======== Given records

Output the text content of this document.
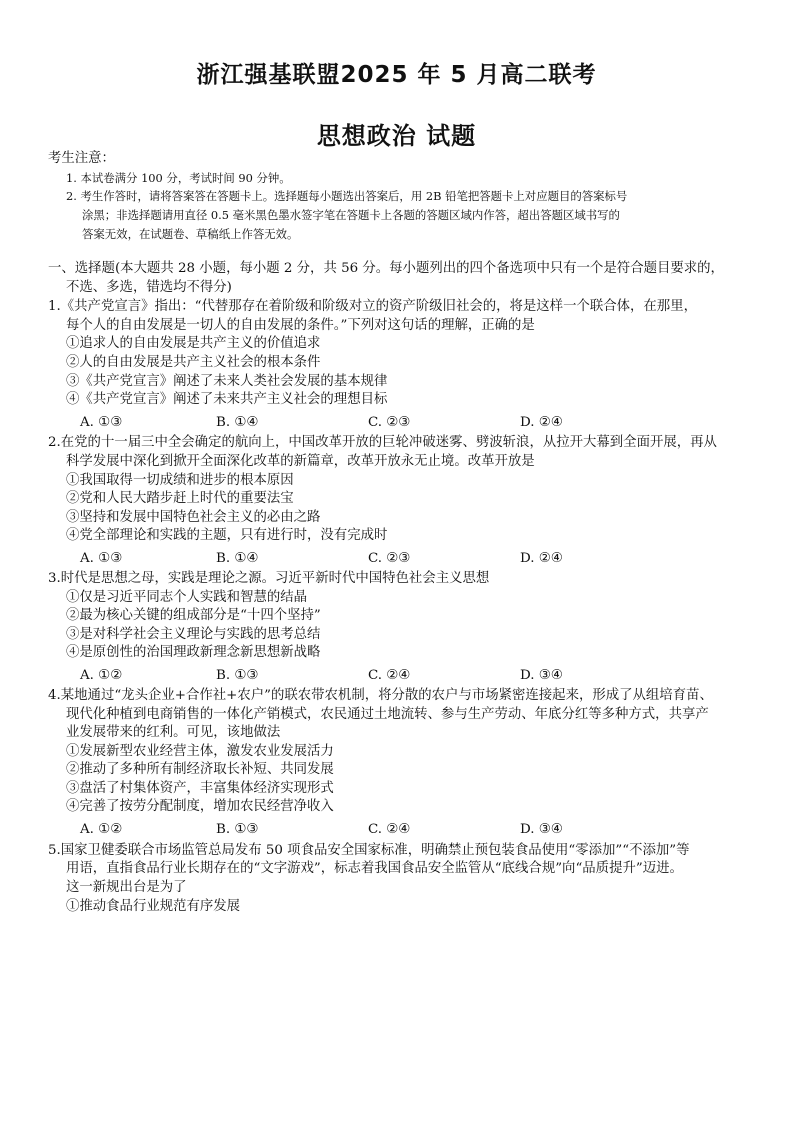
浙江强基联盟2025 年 5 月高二联考
思想政治 试题
考生注意：
1. 本试卷满分 100 分，考试时间 90 分钟。
2. 考生作答时，请将答案答在答题卡上。选择题每小题选出答案后，用 2B 铅笔把答题卡上对应题目的答案标号
涂黑；非选择题请用直径 0.5 毫米黑色墨水签字笔在答题卡上各题的答题区域内作答，超出答题区域书写的
答案无效，在试题卷、草稿纸上作答无效。
一、选择题(本大题共 28 小题，每小题 2 分，共 56 分。每小题列出的四个备选项中只有一个是符合题目要求的，
不选、多选，错选均不得分)
1.《共产党宣言》指出：“代替那存在着阶级和阶级对立的资产阶级旧社会的，将是这样一个联合体，在那里，
每个人的自由发展是一切人的自由发展的条件。”下列对这句话的理解，正确的是
①追求人的自由发展是共产主义的价值追求
②人的自由发展是共产主义社会的根本条件
③《共产党宣言》阐述了未来人类社会发展的基本规律
④《共产党宣言》阐述了未来共产主义社会的理想目标
A. ①③	B. ①④	C. ②③	D. ②④
2.在党的十一届三中全会确定的航向上，中国改革开放的巨轮冲破迷雾、劈波斩浪，从拉开大幕到全面开展，再从
科学发展中深化到掀开全面深化改革的新篇章，改革开放永无止境。改革开放是
①我国取得一切成绩和进步的根本原因
②党和人民大踏步赶上时代的重要法宝
③坚持和发展中国特色社会主义的必由之路
④党全部理论和实践的主题，只有进行时，没有完成时
A. ①③	B. ①④	C. ②③	D. ②④
3.时代是思想之母，实践是理论之源。习近平新时代中国特色社会主义思想
①仅是习近平同志个人实践和智慧的结晶
②最为核心关键的组成部分是“十四个坚持”
③是对科学社会主义理论与实践的思考总结
④是原创性的治国理政新理念新思想新战略
A. ①②	B. ①③	C. ②④	D. ③④
4.某地通过“龙头企业+合作社+农户”的联农带农机制，将分散的农户与市场紧密连接起来，形成了从组培育苗、
现代化种植到电商销售的一体化产销模式，农民通过土地流转、参与生产劳动、年底分红等多种方式，共享产
业发展带来的红利。可见，该地做法
①发展新型农业经营主体，激发农业发展活力
②推动了多种所有制经济取长补短、共同发展
③盘活了村集体资产，丰富集体经济实现形式
④完善了按劳分配制度，增加农民经营净收入
A. ①②	B. ①③	C. ②④	D. ③④
5.国家卫健委联合市场监管总局发布 50 项食品安全国家标准，明确禁止预包装食品使用“零添加”“不添加”等
用语，直指食品行业长期存在的“文字游戏”，标志着我国食品安全监管从“底线合规”向“品质提升”迈进。
这一新规出台是为了
①推动食品行业规范有序发展
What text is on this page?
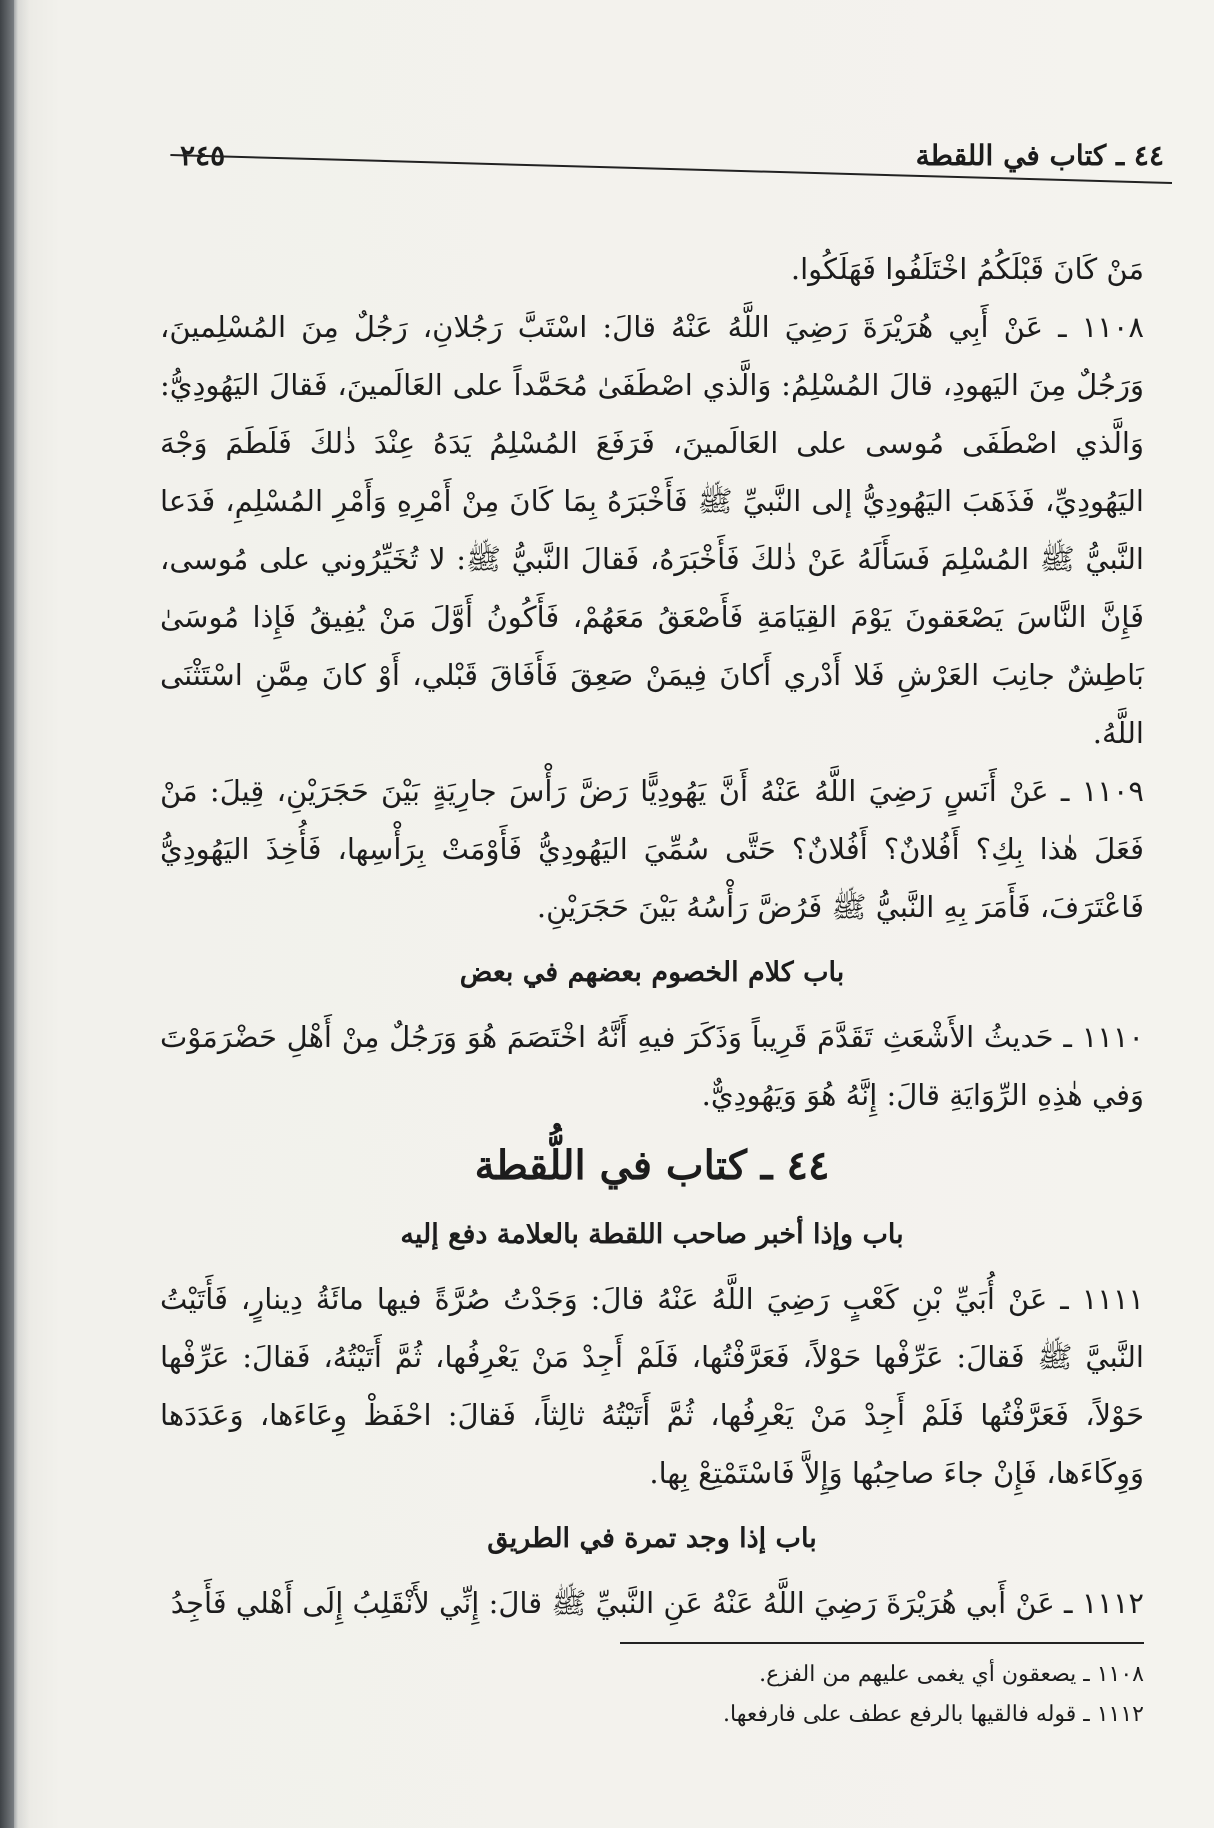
٤٤ ـ كتاب في اللقطة
٢٤٥

مَنْ كَانَ قَبْلَكُمُ اخْتَلَفُوا فَهَلَكُوا.

١١٠٨ ـ عَنْ أَبِي هُرَيْرَةَ رَضِيَ اللَّهُ عَنْهُ قالَ: اسْتَبَّ رَجُلانِ، رَجُلٌ مِنَ المُسْلِمينَ، وَرَجُلٌ مِنَ اليَهودِ، قالَ المُسْلِمُ: وَالَّذي اصْطَفَىٰ مُحَمَّداً على العَالَمينَ، فَقالَ اليَهُودِيُّ: وَالَّذي اصْطَفَى مُوسى على العَالَمينَ، فَرَفَعَ المُسْلِمُ يَدَهُ عِنْدَ ذٰلكَ فَلَطَمَ وَجْهَ اليَهُودِيِّ، فَذَهَبَ اليَهُودِيُّ إلى النَّبيِّ ﷺ فَأَخْبَرَهُ بِمَا كَانَ مِنْ أَمْرِهِ وَأَمْرِ المُسْلِمِ، فَدَعا النَّبيُّ ﷺ المُسْلِمَ فَسَأَلَهُ عَنْ ذٰلكَ فَأَخْبَرَهُ، فَقالَ النَّبيُّ ﷺ: لا تُخَيِّرُوني على مُوسى، فَإِنَّ النَّاسَ يَصْعَقونَ يَوْمَ القِيَامَةِ فَأَصْعَقُ مَعَهُمْ، فَأَكُونُ أَوَّلَ مَنْ يُفِيقُ فَإِذا مُوسَىٰ بَاطِشٌ جانِبَ العَرْشِ فَلا أَدْري أَكانَ فِيمَنْ صَعِقَ فَأَفَاقَ قَبْلي، أَوْ كانَ مِمَّنِ اسْتَثْنَى اللَّهُ.

١١٠٩ ـ عَنْ أَنَسٍ رَضِيَ اللَّهُ عَنْهُ أَنَّ يَهُودِيًّا رَضَّ رَأْسَ جارِيَةٍ بَيْنَ حَجَرَيْنِ، قِيلَ: مَنْ فَعَلَ هٰذا بِكِ؟ أَفُلانٌ؟ أَفُلانٌ؟ حَتَّى سُمِّيَ اليَهُودِيُّ فَأَوْمَتْ بِرَأْسِها، فَأُخِذَ اليَهُودِيُّ فَاعْتَرَفَ، فَأَمَرَ بِهِ النَّبيُّ ﷺ فَرُضَّ رَأْسُهُ بَيْنَ حَجَرَيْنِ.

باب كلام الخصوم بعضهم في بعض

١١١٠ ـ حَديثُ الأَشْعَثِ تَقَدَّمَ قَرِيباً وَذَكَرَ فيهِ أَنَّهُ اخْتَصَمَ هُوَ وَرَجُلٌ مِنْ أَهْلِ حَضْرَمَوْتَ وَفي هٰذِهِ الرِّوَايَةِ قالَ: إِنَّهُ هُوَ وَيَهُودِيٌّ.

٤٤ ـ كتاب في اللُّقطة
باب وإذا أخبر صاحب اللقطة بالعلامة دفع إليه

١١١١ ـ عَنْ أُبَيِّ بْنِ كَعْبٍ رَضِيَ اللَّهُ عَنْهُ قالَ: وَجَدْتُ صُرَّةً فيها مائَةُ دِينارٍ، فَأَتَيْتُ النَّبيَّ ﷺ فَقالَ: عَرِّفْها حَوْلاً، فَعَرَّفْتُها، فَلَمْ أَجِدْ مَنْ يَعْرِفُها، ثُمَّ أَتَيْتُهُ، فَقالَ: عَرِّفْها حَوْلاً، فَعَرَّفْتُها فَلَمْ أَجِدْ مَنْ يَعْرِفُها، ثُمَّ أَتَيْتُهُ ثالِثاً، فَقالَ: احْفَظْ وِعَاءَها، وَعَدَدَها وَوِكَاءَها، فَإِنْ جاءَ صاحِبُها وَإِلاَّ فَاسْتَمْتِعْ بِها.

باب إذا وجد تمرة في الطريق

١١١٢ ـ عَنْ أَبي هُرَيْرَةَ رَضِيَ اللَّهُ عَنْهُ عَنِ النَّبيِّ ﷺ قالَ: إِنِّي لأَنْقَلِبُ إِلَى أَهْلي فَأَجِدُ

١١٠٨ ـ يصعقون أي يغمى عليهم من الفزع.

١١١٢ ـ قوله فالقيها بالرفع عطف على فارفعها.
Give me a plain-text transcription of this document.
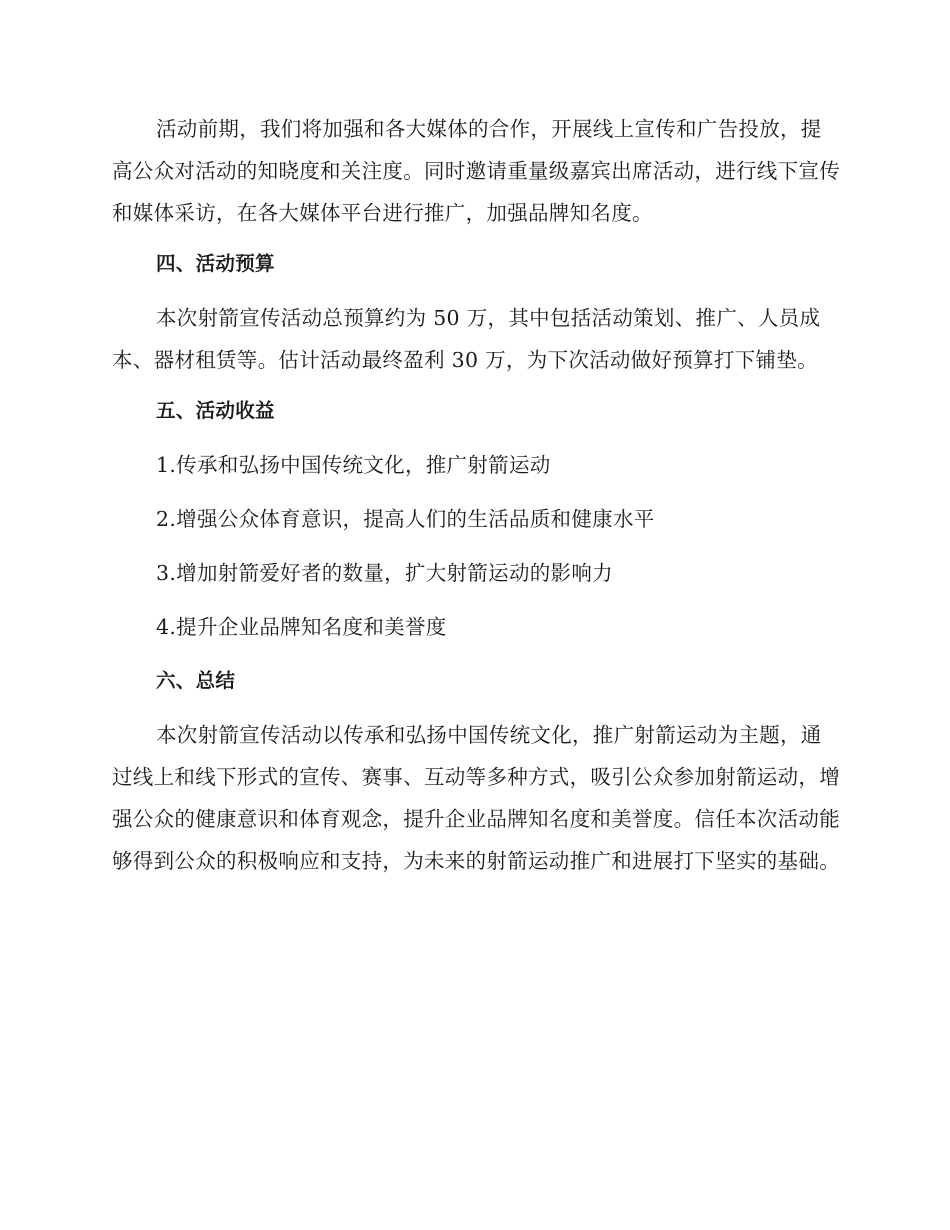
活动前期，我们将加强和各大媒体的合作，开展线上宣传和广告投放，提高公众对活动的知晓度和关注度。同时邀请重量级嘉宾出席活动，进行线下宣传和媒体采访，在各大媒体平台进行推广，加强品牌知名度。

四、活动预算

本次射箭宣传活动总预算约为 50 万，其中包括活动策划、推广、人员成本、器材租赁等。估计活动最终盈利 30 万，为下次活动做好预算打下铺垫。

五、活动收益

1.传承和弘扬中国传统文化，推广射箭运动

2.增强公众体育意识，提高人们的生活品质和健康水平

3.增加射箭爱好者的数量，扩大射箭运动的影响力

4.提升企业品牌知名度和美誉度

六、总结

本次射箭宣传活动以传承和弘扬中国传统文化，推广射箭运动为主题，通过线上和线下形式的宣传、赛事、互动等多种方式，吸引公众参加射箭运动，增强公众的健康意识和体育观念，提升企业品牌知名度和美誉度。信任本次活动能够得到公众的积极响应和支持，为未来的射箭运动推广和进展打下坚实的基础。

================

Written problem: Go through the material and copy out every line with "共产党宣言" in it.

Correct result:
1.《共产党宣言》指出：“代替那存在着阶级和阶级对立的资产阶级旧社会的，将是这样一个联合体，在那里，
③《共产党宣言》阐述了未来人类社会发展的基本规律
④《共产党宣言》阐述了未来共产主义社会的理想目标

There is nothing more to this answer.